**Set exercise**
Every record below should be printed exactly as it appears.

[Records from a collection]
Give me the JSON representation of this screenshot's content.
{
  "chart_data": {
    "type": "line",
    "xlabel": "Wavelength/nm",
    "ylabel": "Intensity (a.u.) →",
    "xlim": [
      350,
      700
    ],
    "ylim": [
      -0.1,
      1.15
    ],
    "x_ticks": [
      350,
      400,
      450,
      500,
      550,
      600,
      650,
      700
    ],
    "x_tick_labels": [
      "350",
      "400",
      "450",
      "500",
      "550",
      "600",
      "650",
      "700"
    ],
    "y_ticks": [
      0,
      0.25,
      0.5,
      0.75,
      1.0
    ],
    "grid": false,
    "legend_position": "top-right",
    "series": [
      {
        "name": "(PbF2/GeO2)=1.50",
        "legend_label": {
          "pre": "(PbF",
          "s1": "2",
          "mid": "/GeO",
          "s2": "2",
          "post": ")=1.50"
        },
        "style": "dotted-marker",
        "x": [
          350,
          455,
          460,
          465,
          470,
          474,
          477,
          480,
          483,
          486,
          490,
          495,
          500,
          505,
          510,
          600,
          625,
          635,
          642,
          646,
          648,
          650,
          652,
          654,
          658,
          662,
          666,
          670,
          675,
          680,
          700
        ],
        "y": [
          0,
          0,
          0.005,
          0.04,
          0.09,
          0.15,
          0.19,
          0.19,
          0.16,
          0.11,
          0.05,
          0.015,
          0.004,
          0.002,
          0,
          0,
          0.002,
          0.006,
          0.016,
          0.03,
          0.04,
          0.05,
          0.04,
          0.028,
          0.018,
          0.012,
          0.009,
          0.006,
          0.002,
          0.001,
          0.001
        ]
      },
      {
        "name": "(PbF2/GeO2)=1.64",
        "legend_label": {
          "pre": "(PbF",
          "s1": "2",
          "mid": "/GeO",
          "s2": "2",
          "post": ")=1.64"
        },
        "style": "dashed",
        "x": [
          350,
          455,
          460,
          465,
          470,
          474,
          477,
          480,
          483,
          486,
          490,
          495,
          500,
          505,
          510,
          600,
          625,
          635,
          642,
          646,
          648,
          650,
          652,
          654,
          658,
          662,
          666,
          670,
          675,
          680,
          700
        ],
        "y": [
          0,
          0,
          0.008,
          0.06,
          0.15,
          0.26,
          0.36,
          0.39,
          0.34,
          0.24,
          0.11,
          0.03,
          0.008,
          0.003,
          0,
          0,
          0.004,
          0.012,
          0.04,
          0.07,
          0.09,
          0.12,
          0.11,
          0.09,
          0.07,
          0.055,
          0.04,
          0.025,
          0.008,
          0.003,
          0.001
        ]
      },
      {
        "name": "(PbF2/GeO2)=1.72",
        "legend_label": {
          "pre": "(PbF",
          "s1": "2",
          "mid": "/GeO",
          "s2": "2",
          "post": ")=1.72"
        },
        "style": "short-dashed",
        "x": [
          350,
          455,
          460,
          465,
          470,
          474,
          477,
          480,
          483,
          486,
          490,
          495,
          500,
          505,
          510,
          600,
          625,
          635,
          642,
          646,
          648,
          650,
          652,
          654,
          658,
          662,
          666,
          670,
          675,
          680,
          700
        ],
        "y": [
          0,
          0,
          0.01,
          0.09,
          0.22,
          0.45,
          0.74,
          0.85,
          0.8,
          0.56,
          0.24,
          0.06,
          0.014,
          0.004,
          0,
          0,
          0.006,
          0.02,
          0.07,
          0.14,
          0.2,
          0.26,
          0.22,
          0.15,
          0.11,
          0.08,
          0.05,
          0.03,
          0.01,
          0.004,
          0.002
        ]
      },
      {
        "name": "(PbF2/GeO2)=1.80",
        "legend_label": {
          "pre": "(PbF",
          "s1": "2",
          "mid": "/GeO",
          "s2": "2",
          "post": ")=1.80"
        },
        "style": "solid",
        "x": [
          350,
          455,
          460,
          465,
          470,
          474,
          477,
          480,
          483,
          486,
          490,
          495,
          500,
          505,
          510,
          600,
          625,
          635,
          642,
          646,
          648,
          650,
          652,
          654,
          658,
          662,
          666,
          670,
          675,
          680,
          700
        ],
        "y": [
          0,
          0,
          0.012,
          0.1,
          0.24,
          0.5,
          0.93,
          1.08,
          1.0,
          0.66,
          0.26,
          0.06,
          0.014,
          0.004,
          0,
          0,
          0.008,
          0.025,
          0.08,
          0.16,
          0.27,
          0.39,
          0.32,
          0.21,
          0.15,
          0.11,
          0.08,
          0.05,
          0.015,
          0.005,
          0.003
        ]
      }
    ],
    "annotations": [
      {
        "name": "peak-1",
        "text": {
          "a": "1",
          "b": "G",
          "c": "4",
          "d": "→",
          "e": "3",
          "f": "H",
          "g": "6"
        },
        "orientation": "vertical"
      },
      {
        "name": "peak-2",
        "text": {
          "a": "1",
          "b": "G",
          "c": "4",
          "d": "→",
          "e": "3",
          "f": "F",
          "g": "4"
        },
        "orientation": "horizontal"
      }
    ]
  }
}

**Answer for this exercise**
Give me the JSON representation of this screenshot's content.
{
  "chart_data": {
    "type": "line",
    "xlabel": "Wavelength/nm",
    "ylabel": "Intensity (a.u.) →",
    "xlim": [
      350,
      700
    ],
    "ylim": [
      -0.1,
      1.15
    ],
    "x_ticks": [
      350,
      400,
      450,
      500,
      550,
      600,
      650,
      700
    ],
    "x_tick_labels": [
      "350",
      "400",
      "450",
      "500",
      "550",
      "600",
      "650",
      "700"
    ],
    "y_ticks": [
      0,
      0.25,
      0.5,
      0.75,
      1.0
    ],
    "grid": false,
    "legend_position": "top-right",
    "series": [
      {
        "name": "(PbF2/GeO2)=1.50",
        "legend_label": {
          "pre": "(PbF",
          "s1": "2",
          "mid": "/GeO",
          "s2": "2",
          "post": ")=1.50"
        },
        "style": "dotted-marker",
        "x": [
          350,
          455,
          460,
          465,
          470,
          474,
          477,
          480,
          483,
          486,
          490,
          495,
          500,
          505,
          510,
          600,
          625,
          635,
          642,
          646,
          648,
          650,
          652,
          654,
          658,
          662,
          666,
          670,
          675,
          680,
          700
        ],
        "y": [
          0,
          0,
          0.005,
          0.04,
          0.09,
          0.15,
          0.19,
          0.19,
          0.16,
          0.11,
          0.05,
          0.015,
          0.004,
          0.002,
          0,
          0,
          0.002,
          0.006,
          0.016,
          0.03,
          0.04,
          0.05,
          0.04,
          0.028,
          0.018,
          0.012,
          0.009,
          0.006,
          0.002,
          0.001,
          0.001
        ]
      },
      {
        "name": "(PbF2/GeO2)=1.64",
        "legend_label": {
          "pre": "(PbF",
          "s1": "2",
          "mid": "/GeO",
          "s2": "2",
          "post": ")=1.64"
        },
        "style": "dashed",
        "x": [
          350,
          455,
          460,
          465,
          470,
          474,
          477,
          480,
          483,
          486,
          490,
          495,
          500,
          505,
          510,
          600,
          625,
          635,
          642,
          646,
          648,
          650,
          652,
          654,
          658,
          662,
          666,
          670,
          675,
          680,
          700
        ],
        "y": [
          0,
          0,
          0.008,
          0.06,
          0.15,
          0.26,
          0.36,
          0.39,
          0.34,
          0.24,
          0.11,
          0.03,
          0.008,
          0.003,
          0,
          0,
          0.004,
          0.012,
          0.04,
          0.07,
          0.09,
          0.12,
          0.11,
          0.09,
          0.07,
          0.055,
          0.04,
          0.025,
          0.008,
          0.003,
          0.001
        ]
      },
      {
        "name": "(PbF2/GeO2)=1.72",
        "legend_label": {
          "pre": "(PbF",
          "s1": "2",
          "mid": "/GeO",
          "s2": "2",
          "post": ")=1.72"
        },
        "style": "short-dashed",
        "x": [
          350,
          455,
          460,
          465,
          470,
          474,
          477,
          480,
          483,
          486,
          490,
          495,
          500,
          505,
          510,
          600,
          625,
          635,
          642,
          646,
          648,
          650,
          652,
          654,
          658,
          662,
          666,
          670,
          675,
          680,
          700
        ],
        "y": [
          0,
          0,
          0.01,
          0.09,
          0.22,
          0.45,
          0.74,
          0.85,
          0.8,
          0.56,
          0.24,
          0.06,
          0.014,
          0.004,
          0,
          0,
          0.006,
          0.02,
          0.07,
          0.14,
          0.2,
          0.26,
          0.22,
          0.15,
          0.11,
          0.08,
          0.05,
          0.03,
          0.01,
          0.004,
          0.002
        ]
      },
      {
        "name": "(PbF2/GeO2)=1.80",
        "legend_label": {
          "pre": "(PbF",
          "s1": "2",
          "mid": "/GeO",
          "s2": "2",
          "post": ")=1.80"
        },
        "style": "solid",
        "x": [
          350,
          455,
          460,
          465,
          470,
          474,
          477,
          480,
          483,
          486,
          490,
          495,
          500,
          505,
          510,
          600,
          625,
          635,
          642,
          646,
          648,
          650,
          652,
          654,
          658,
          662,
          666,
          670,
          675,
          680,
          700
        ],
        "y": [
          0,
          0,
          0.012,
          0.1,
          0.24,
          0.5,
          0.93,
          1.08,
          1.0,
          0.66,
          0.26,
          0.06,
          0.014,
          0.004,
          0,
          0,
          0.008,
          0.025,
          0.08,
          0.16,
          0.27,
          0.39,
          0.32,
          0.21,
          0.15,
          0.11,
          0.08,
          0.05,
          0.015,
          0.005,
          0.003
        ]
      }
    ],
    "annotations": [
      {
        "name": "peak-1",
        "text": {
          "a": "1",
          "b": "G",
          "c": "4",
          "d": "→",
          "e": "3",
          "f": "H",
          "g": "6"
        },
        "orientation": "vertical"
      },
      {
        "name": "peak-2",
        "text": {
          "a": "1",
          "b": "G",
          "c": "4",
          "d": "→",
          "e": "3",
          "f": "F",
          "g": "4"
        },
        "orientation": "horizontal"
      }
    ]
  }
}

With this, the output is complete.